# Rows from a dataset
---*---

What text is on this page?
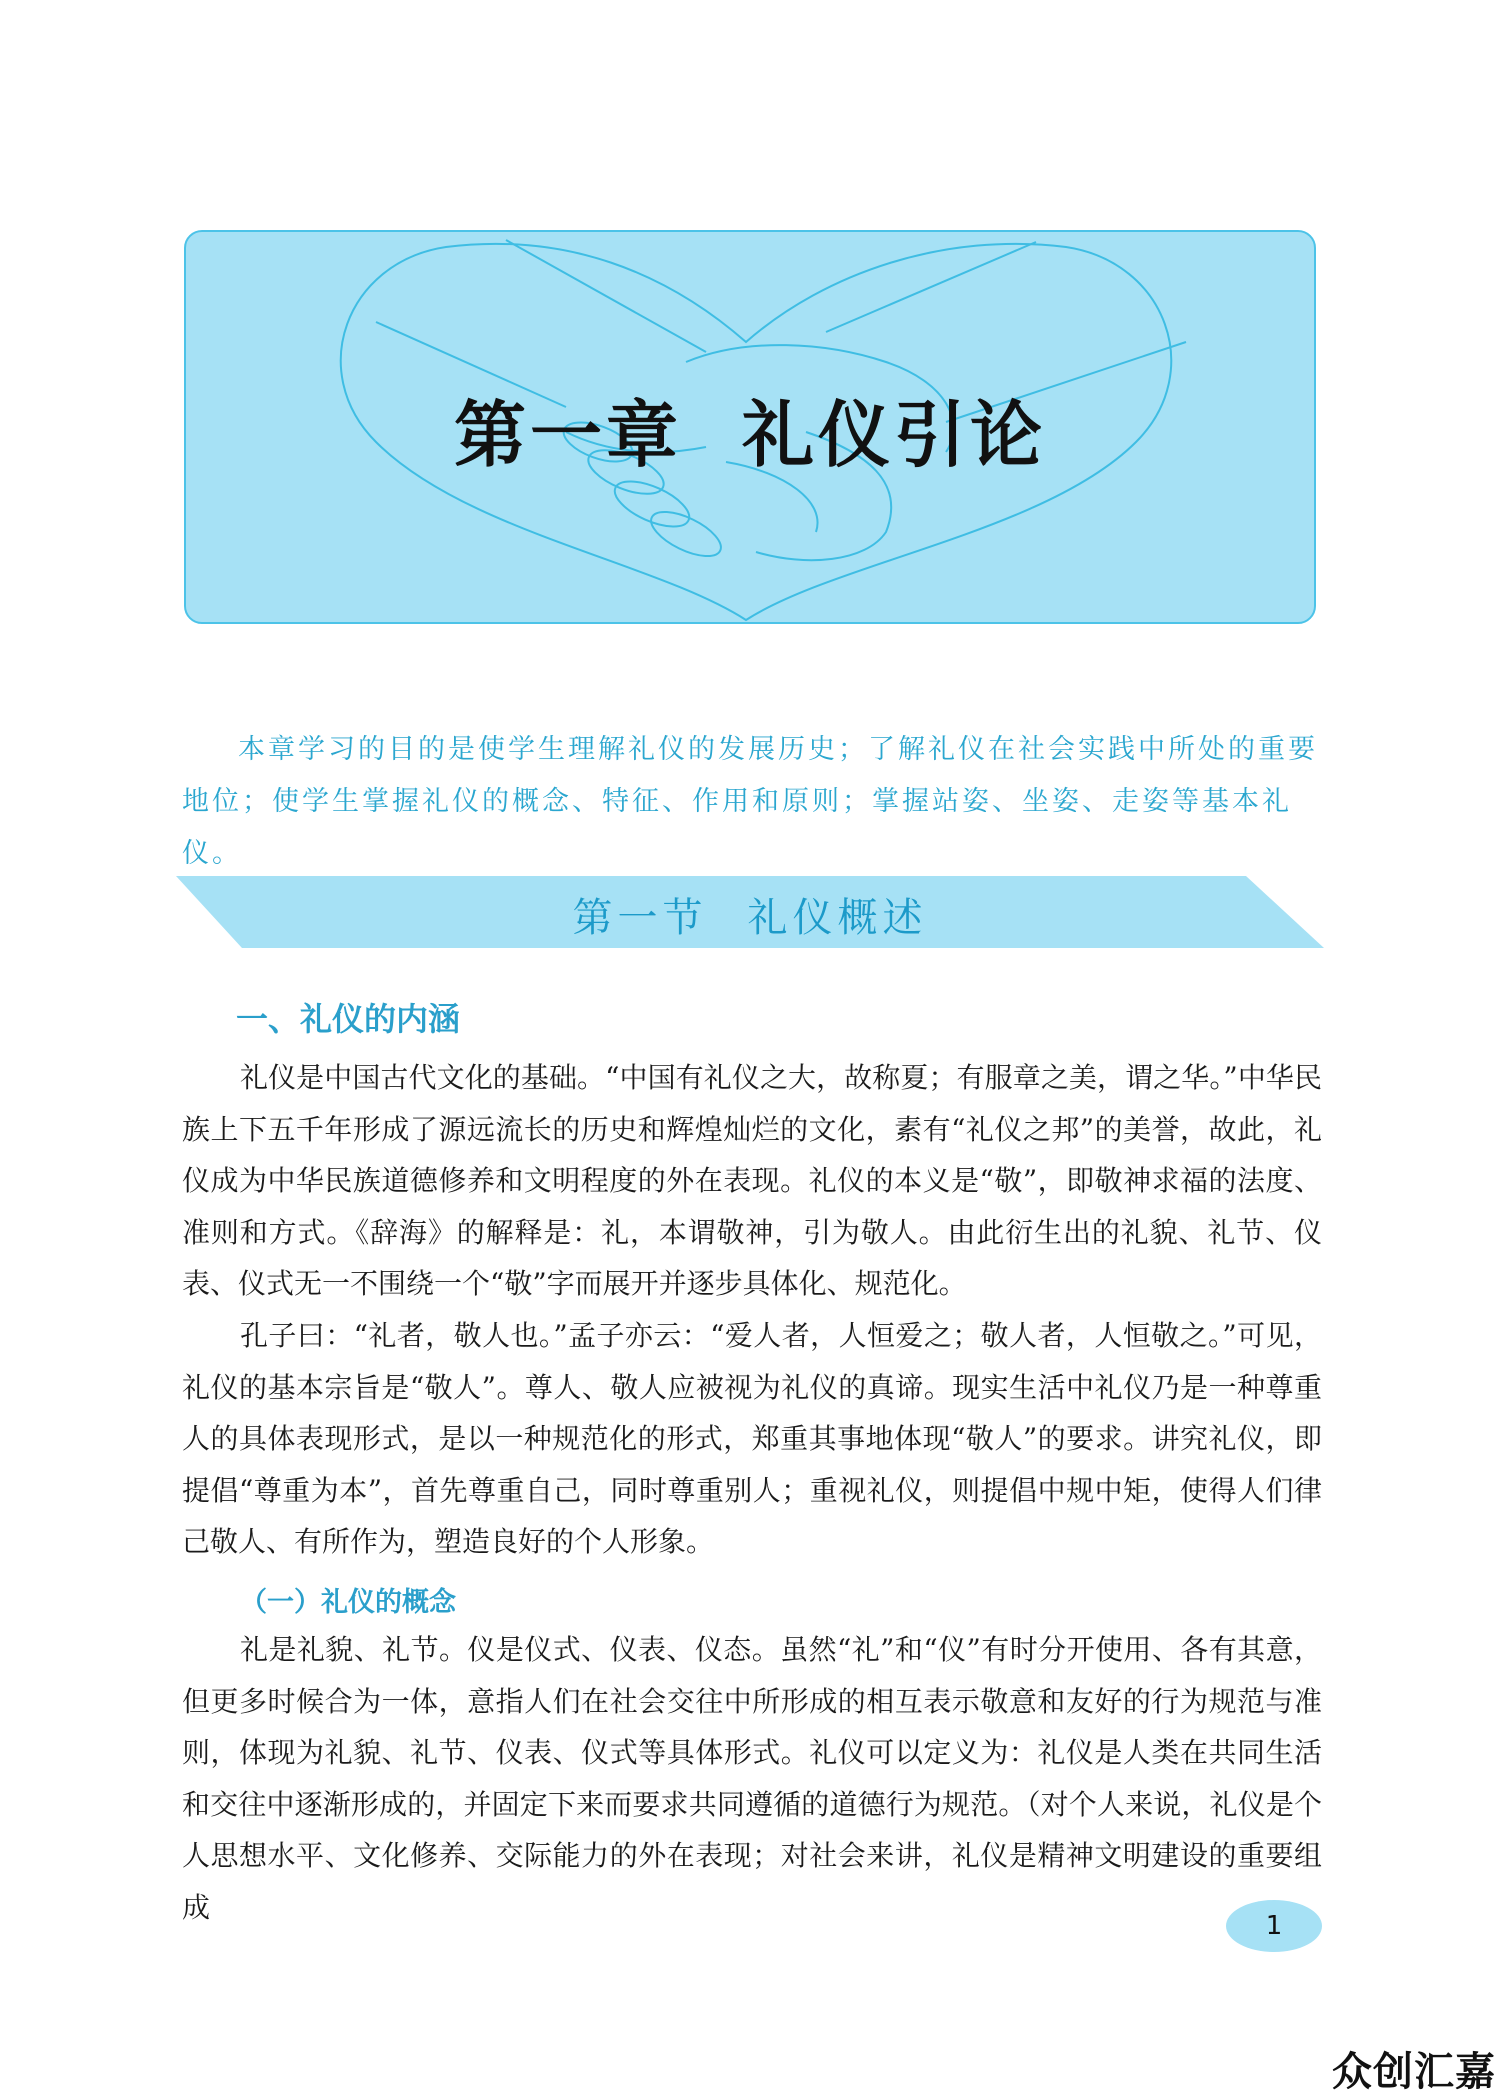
第一章 礼仪引论

本章学习的目的是使学生理解礼仪的发展历史；了解礼仪在社会实践中所处的重要地位；使学生掌握礼仪的概念、特征、作用和原则；掌握站姿、坐姿、走姿等基本礼仪。

第一节 礼仪概述
一、礼仪的内涵

礼仪是中国古代文化的基础。“中国有礼仪之大，故称夏；有服章之美，谓之华。”中华民族上下五千年形成了源远流长的历史和辉煌灿烂的文化，素有“礼仪之邦”的美誉，故此，礼仪成为中华民族道德修养和文明程度的外在表现。礼仪的本义是“敬”，即敬神求福的法度、准则和方式。《辞海》的解释是：礼，本谓敬神，引为敬人。由此衍生出的礼貌、礼节、仪表、仪式无一不围绕一个“敬”字而展开并逐步具体化、规范化。

孔子曰：“礼者，敬人也。”孟子亦云：“爱人者，人恒爱之；敬人者，人恒敬之。”可见，礼仪的基本宗旨是“敬人”。尊人、敬人应被视为礼仪的真谛。现实生活中礼仪乃是一种尊重人的具体表现形式，是以一种规范化的形式，郑重其事地体现“敬人”的要求。讲究礼仪，即提倡“尊重为本”，首先尊重自己，同时尊重别人；重视礼仪，则提倡中规中矩，使得人们律己敬人、有所作为，塑造良好的个人形象。

（一）礼仪的概念

礼是礼貌、礼节。仪是仪式、仪表、仪态。虽然“礼”和“仪”有时分开使用、各有其意，但更多时候合为一体，意指人们在社会交往中所形成的相互表示敬意和友好的行为规范与准则，体现为礼貌、礼节、仪表、仪式等具体形式。礼仪可以定义为：礼仪是人类在共同生活和交往中逐渐形成的，并固定下来而要求共同遵循的道德行为规范。（对个人来说，礼仪是个人思想水平、文化修养、交际能力的外在表现；对社会来讲，礼仪是精神文明建设的重要组成

1
众创汇嘉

---*---

Word for word, quote the full listing, omitting every picture.

# ANSWER FOR THE TASK
What text is on this page?
第一章 礼仪引论

本章学习的目的是使学生理解礼仪的发展历史；了解礼仪在社会实践中所处的重要地位；使学生掌握礼仪的概念、特征、作用和原则；掌握站姿、坐姿、走姿等基本礼仪。

第一节 礼仪概述
一、礼仪的内涵

礼仪是中国古代文化的基础。“中国有礼仪之大，故称夏；有服章之美，谓之华。”中华民族上下五千年形成了源远流长的历史和辉煌灿烂的文化，素有“礼仪之邦”的美誉，故此，礼仪成为中华民族道德修养和文明程度的外在表现。礼仪的本义是“敬”，即敬神求福的法度、准则和方式。《辞海》的解释是：礼，本谓敬神，引为敬人。由此衍生出的礼貌、礼节、仪表、仪式无一不围绕一个“敬”字而展开并逐步具体化、规范化。

孔子曰：“礼者，敬人也。”孟子亦云：“爱人者，人恒爱之；敬人者，人恒敬之。”可见，礼仪的基本宗旨是“敬人”。尊人、敬人应被视为礼仪的真谛。现实生活中礼仪乃是一种尊重人的具体表现形式，是以一种规范化的形式，郑重其事地体现“敬人”的要求。讲究礼仪，即提倡“尊重为本”，首先尊重自己，同时尊重别人；重视礼仪，则提倡中规中矩，使得人们律己敬人、有所作为，塑造良好的个人形象。

（一）礼仪的概念

礼是礼貌、礼节。仪是仪式、仪表、仪态。虽然“礼”和“仪”有时分开使用、各有其意，但更多时候合为一体，意指人们在社会交往中所形成的相互表示敬意和友好的行为规范与准则，体现为礼貌、礼节、仪表、仪式等具体形式。礼仪可以定义为：礼仪是人类在共同生活和交往中逐渐形成的，并固定下来而要求共同遵循的道德行为规范。（对个人来说，礼仪是个人思想水平、文化修养、交际能力的外在表现；对社会来讲，礼仪是精神文明建设的重要组成

1
众创汇嘉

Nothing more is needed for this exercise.